## [Instructions to follow]
Every entry below should be repeated exactly; the pictures should not.
─── Material
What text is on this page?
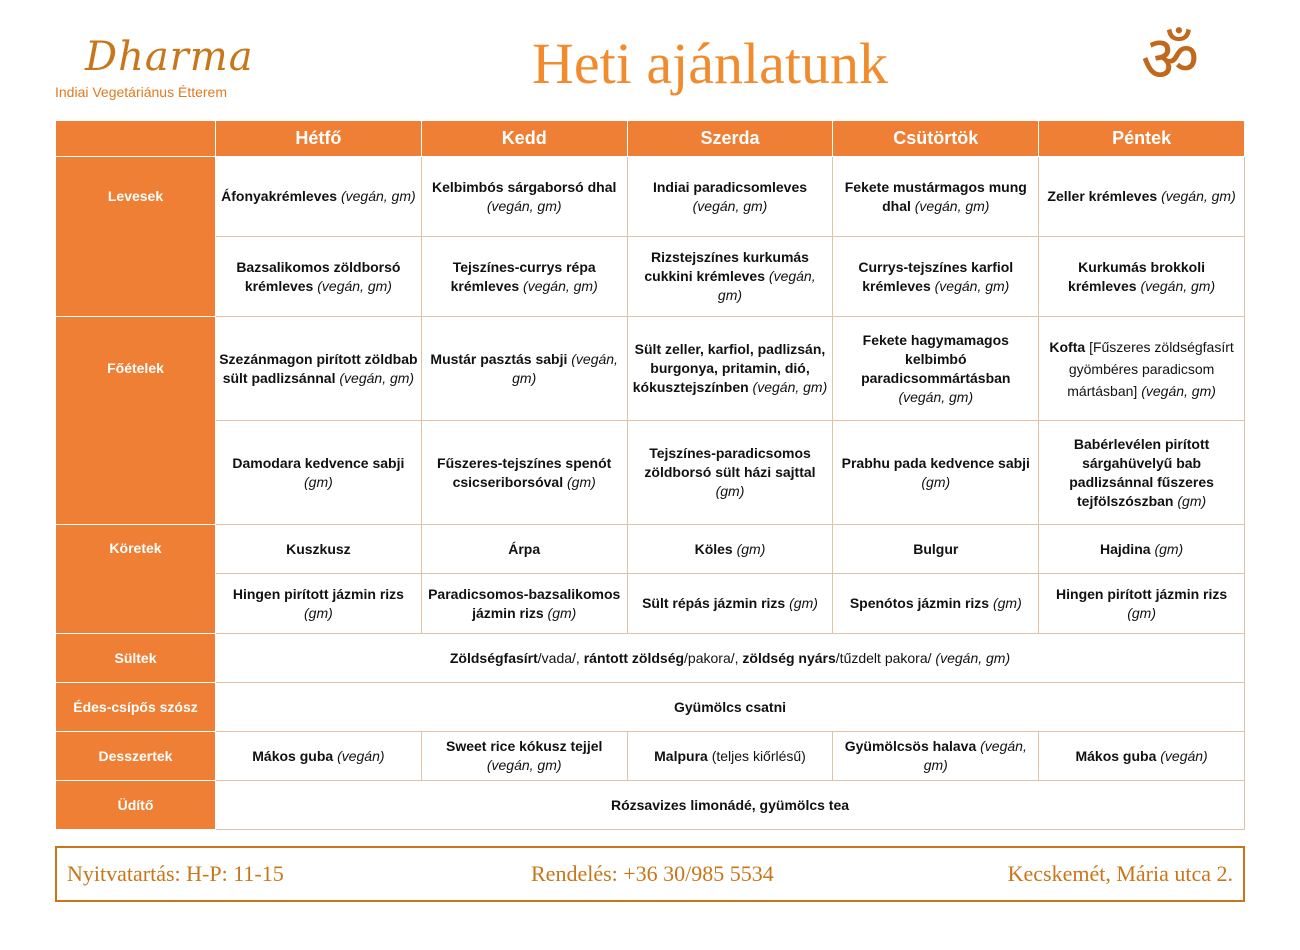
Dharma
Indiai Vegetáriánus Étterem	Heti ajánlatunk	ॐ
	Hétfő	Kedd	Szerda	Csütörtök	Péntek
Levesek	Áfonyakrémleves (vegán, gm)	Kelbimbós sárgaborsó dhal (vegán, gm)	Indiai paradicsomleves (vegán, gm)	Fekete mustármagos mung dhal (vegán, gm)	Zeller krémleves (vegán, gm)
	Bazsalikomos zöldborsó krémleves (vegán, gm)	Tejszínes-currys répa krémleves (vegán, gm)	Rizstejszínes kurkumás cukkini krémleves (vegán, gm)	Currys-tejszínes karfiol krémleves (vegán, gm)	Kurkumás brokkoli krémleves (vegán, gm)
Főételek	Szezánmagon pirított zöldbab sült padlizsánnal (vegán, gm)	Mustár pasztás sabji (vegán, gm)	Sült zeller, karfiol, padlizsán, burgonya, pritamin, dió, kókusztejszínben (vegán, gm)	Fekete hagymamagos kelbimbó paradicsommártásban (vegán, gm)	Kofta [Fűszeres zöldségfasírt gyömbéres paradicsom mártásban] (vegán, gm)
	Damodara kedvence sabji (gm)	Fűszeres-tejszínes spenót csicseriborsóval (gm)	Tejszínes-paradicsomos zöldborsó sült házi sajttal (gm)	Prabhu pada kedvence sabji (gm)	Babérlevélen pirított sárgahüvelyű bab padlizsánnal fűszeres tejfölszószban (gm)
Köretek	Kuszkusz	Árpa	Köles (gm)	Bulgur	Hajdina (gm)
	Hingen pirított jázmin rizs (gm)	Paradicsomos-bazsalikomos jázmin rizs (gm)	Sült répás jázmin rizs (gm)	Spenótos jázmin rizs (gm)	Hingen pirított jázmin rizs (gm)
Sültek	Zöldségfasírt/vada/, rántott zöldség/pakora/, zöldség nyárs/tűzdelt pakora/ (vegán, gm)				
Édes-csípős szósz	Gyümölcs csatni				
Desszertek	Mákos guba (vegán)	Sweet rice kókusz tejjel (vegán, gm)	Malpura (teljes kiőrlésű)	Gyümölcsös halava (vegán, gm)	Mákos guba (vegán)
Üdítő	Rózsavizes limonádé, gyümölcs tea				
Nyitvatartás: H-P: 11-15	Rendelés: +36 30/985 5534	Kecskemét, Mária utca 2.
──────
## [Solution to this exercise]
What text is on this page?
Dharma
Indiai Vegetáriánus Étterem	Heti ajánlatunk	ॐ
	Hétfő	Kedd	Szerda	Csütörtök	Péntek
Levesek	Áfonyakrémleves (vegán, gm)	Kelbimbós sárgaborsó dhal (vegán, gm)	Indiai paradicsomleves (vegán, gm)	Fekete mustármagos mung dhal (vegán, gm)	Zeller krémleves (vegán, gm)
	Bazsalikomos zöldborsó krémleves (vegán, gm)	Tejszínes-currys répa krémleves (vegán, gm)	Rizstejszínes kurkumás cukkini krémleves (vegán, gm)	Currys-tejszínes karfiol krémleves (vegán, gm)	Kurkumás brokkoli krémleves (vegán, gm)
Főételek	Szezánmagon pirított zöldbab sült padlizsánnal (vegán, gm)	Mustár pasztás sabji (vegán, gm)	Sült zeller, karfiol, padlizsán, burgonya, pritamin, dió, kókusztejszínben (vegán, gm)	Fekete hagymamagos kelbimbó paradicsommártásban (vegán, gm)	Kofta [Fűszeres zöldségfasírt gyömbéres paradicsom mártásban] (vegán, gm)
	Damodara kedvence sabji (gm)	Fűszeres-tejszínes spenót csicseriborsóval (gm)	Tejszínes-paradicsomos zöldborsó sült házi sajttal (gm)	Prabhu pada kedvence sabji (gm)	Babérlevélen pirított sárgahüvelyű bab padlizsánnal fűszeres tejfölszószban (gm)
Köretek	Kuszkusz	Árpa	Köles (gm)	Bulgur	Hajdina (gm)
	Hingen pirított jázmin rizs (gm)	Paradicsomos-bazsalikomos jázmin rizs (gm)	Sült répás jázmin rizs (gm)	Spenótos jázmin rizs (gm)	Hingen pirított jázmin rizs (gm)
Sültek	Zöldségfasírt/vada/, rántott zöldség/pakora/, zöldség nyárs/tűzdelt pakora/ (vegán, gm)				
Édes-csípős szósz	Gyümölcs csatni				
Desszertek	Mákos guba (vegán)	Sweet rice kókusz tejjel (vegán, gm)	Malpura (teljes kiőrlésű)	Gyümölcsös halava (vegán, gm)	Mákos guba (vegán)
Üdítő	Rózsavizes limonádé, gyümölcs tea				
Nyitvatartás: H-P: 11-15	Rendelés: +36 30/985 5534	Kecskemét, Mária utca 2.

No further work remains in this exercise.